--- Set exercise ---
Reproduce all entries precisely as they are written.

--- Data section ---

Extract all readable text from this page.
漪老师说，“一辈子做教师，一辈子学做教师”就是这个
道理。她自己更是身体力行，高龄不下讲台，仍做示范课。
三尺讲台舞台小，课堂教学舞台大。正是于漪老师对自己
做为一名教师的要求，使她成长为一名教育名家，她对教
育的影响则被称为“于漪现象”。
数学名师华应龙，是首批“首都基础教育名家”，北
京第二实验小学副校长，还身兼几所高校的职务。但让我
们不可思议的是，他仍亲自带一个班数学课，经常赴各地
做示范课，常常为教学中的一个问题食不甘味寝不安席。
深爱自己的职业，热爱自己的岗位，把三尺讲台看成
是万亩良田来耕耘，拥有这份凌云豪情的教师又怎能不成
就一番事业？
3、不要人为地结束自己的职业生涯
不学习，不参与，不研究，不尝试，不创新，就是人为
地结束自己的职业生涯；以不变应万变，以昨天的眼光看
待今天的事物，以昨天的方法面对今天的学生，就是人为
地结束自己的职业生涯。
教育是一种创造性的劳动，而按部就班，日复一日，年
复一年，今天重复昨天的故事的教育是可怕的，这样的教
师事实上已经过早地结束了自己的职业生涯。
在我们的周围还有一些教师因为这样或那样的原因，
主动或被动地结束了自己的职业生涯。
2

--- Answer below ---
Extract all readable text from this page.
漪老师说，“一辈子做教师，一辈子学做教师”就是这个
道理。她自己更是身体力行，高龄不下讲台，仍做示范课。
三尺讲台舞台小，课堂教学舞台大。正是于漪老师对自己
做为一名教师的要求，使她成长为一名教育名家，她对教
育的影响则被称为“于漪现象”。
数学名师华应龙，是首批“首都基础教育名家”，北
京第二实验小学副校长，还身兼几所高校的职务。但让我
们不可思议的是，他仍亲自带一个班数学课，经常赴各地
做示范课，常常为教学中的一个问题食不甘味寝不安席。
深爱自己的职业，热爱自己的岗位，把三尺讲台看成
是万亩良田来耕耘，拥有这份凌云豪情的教师又怎能不成
就一番事业？
3、不要人为地结束自己的职业生涯
不学习，不参与，不研究，不尝试，不创新，就是人为
地结束自己的职业生涯；以不变应万变，以昨天的眼光看
待今天的事物，以昨天的方法面对今天的学生，就是人为
地结束自己的职业生涯。
教育是一种创造性的劳动，而按部就班，日复一日，年
复一年，今天重复昨天的故事的教育是可怕的，这样的教
师事实上已经过早地结束了自己的职业生涯。
在我们的周围还有一些教师因为这样或那样的原因，
主动或被动地结束了自己的职业生涯。
2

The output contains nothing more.